(Objective):
Would you transcribe the whole listing exactly, minus its pictures?

(Data section):
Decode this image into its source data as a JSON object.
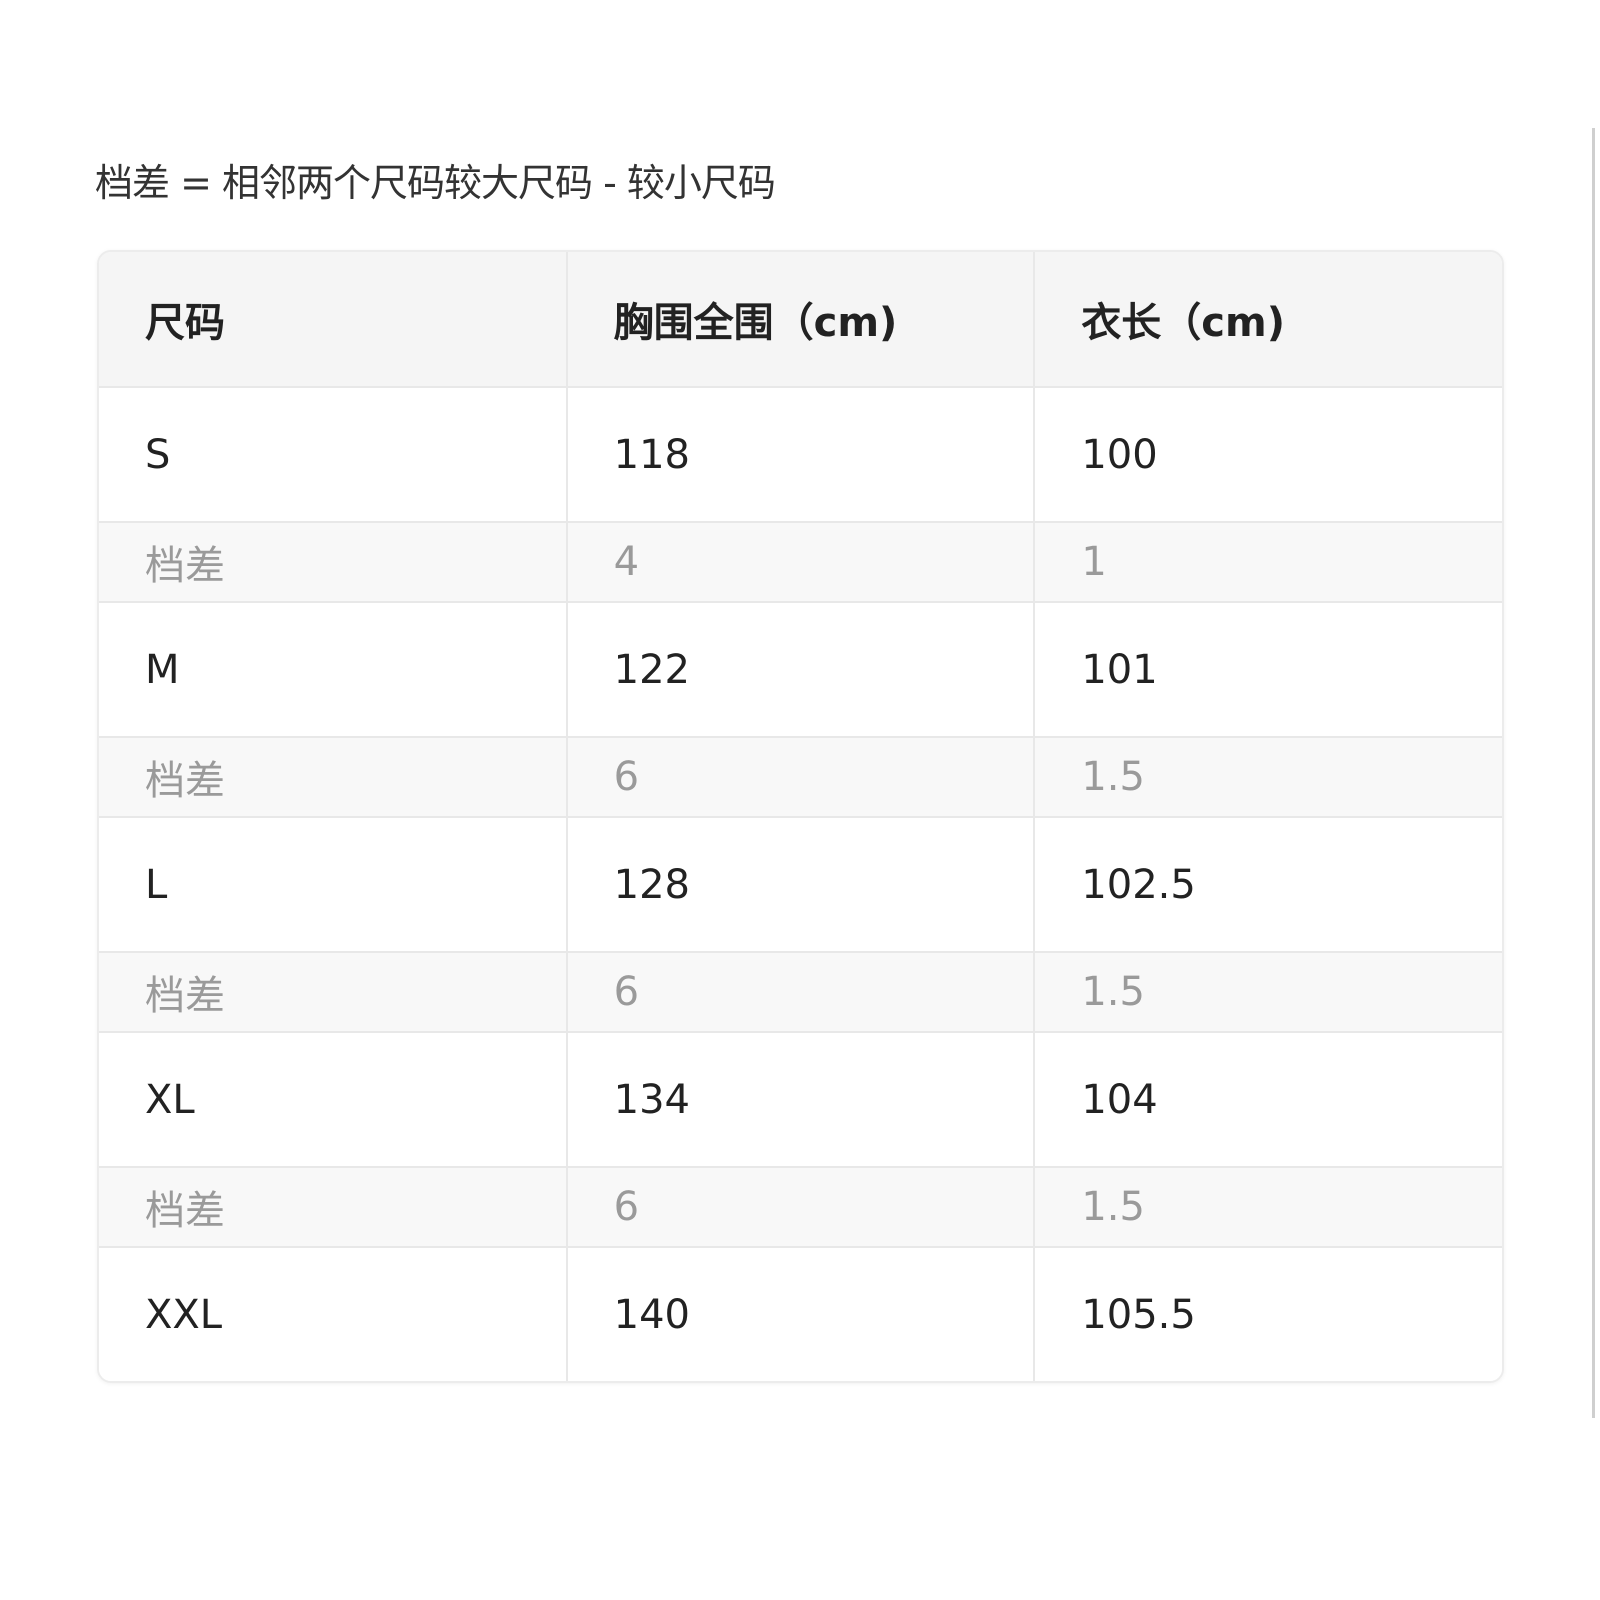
{
  "note": "档差 = 相邻两个尺码较大尺码 - 较小尺码",
  "table": {
    "headers": [
      "尺码",
      "胸围全围（cm)",
      "衣长（cm)"
    ],
    "rows": [
      {
        "type": "size",
        "cells": [
          "S",
          "118",
          "100"
        ]
      },
      {
        "type": "diff",
        "cells": [
          "档差",
          "4",
          "1"
        ]
      },
      {
        "type": "size",
        "cells": [
          "M",
          "122",
          "101"
        ]
      },
      {
        "type": "diff",
        "cells": [
          "档差",
          "6",
          "1.5"
        ]
      },
      {
        "type": "size",
        "cells": [
          "L",
          "128",
          "102.5"
        ]
      },
      {
        "type": "diff",
        "cells": [
          "档差",
          "6",
          "1.5"
        ]
      },
      {
        "type": "size",
        "cells": [
          "XL",
          "134",
          "104"
        ]
      },
      {
        "type": "diff",
        "cells": [
          "档差",
          "6",
          "1.5"
        ]
      },
      {
        "type": "size",
        "cells": [
          "XXL",
          "140",
          "105.5"
        ]
      }
    ]
  }
}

(Written response):
Decode this image into its source data as a JSON object.
{
  "note": "档差 = 相邻两个尺码较大尺码 - 较小尺码",
  "table": {
    "headers": [
      "尺码",
      "胸围全围（cm)",
      "衣长（cm)"
    ],
    "rows": [
      {
        "type": "size",
        "cells": [
          "S",
          "118",
          "100"
        ]
      },
      {
        "type": "diff",
        "cells": [
          "档差",
          "4",
          "1"
        ]
      },
      {
        "type": "size",
        "cells": [
          "M",
          "122",
          "101"
        ]
      },
      {
        "type": "diff",
        "cells": [
          "档差",
          "6",
          "1.5"
        ]
      },
      {
        "type": "size",
        "cells": [
          "L",
          "128",
          "102.5"
        ]
      },
      {
        "type": "diff",
        "cells": [
          "档差",
          "6",
          "1.5"
        ]
      },
      {
        "type": "size",
        "cells": [
          "XL",
          "134",
          "104"
        ]
      },
      {
        "type": "diff",
        "cells": [
          "档差",
          "6",
          "1.5"
        ]
      },
      {
        "type": "size",
        "cells": [
          "XXL",
          "140",
          "105.5"
        ]
      }
    ]
  }
}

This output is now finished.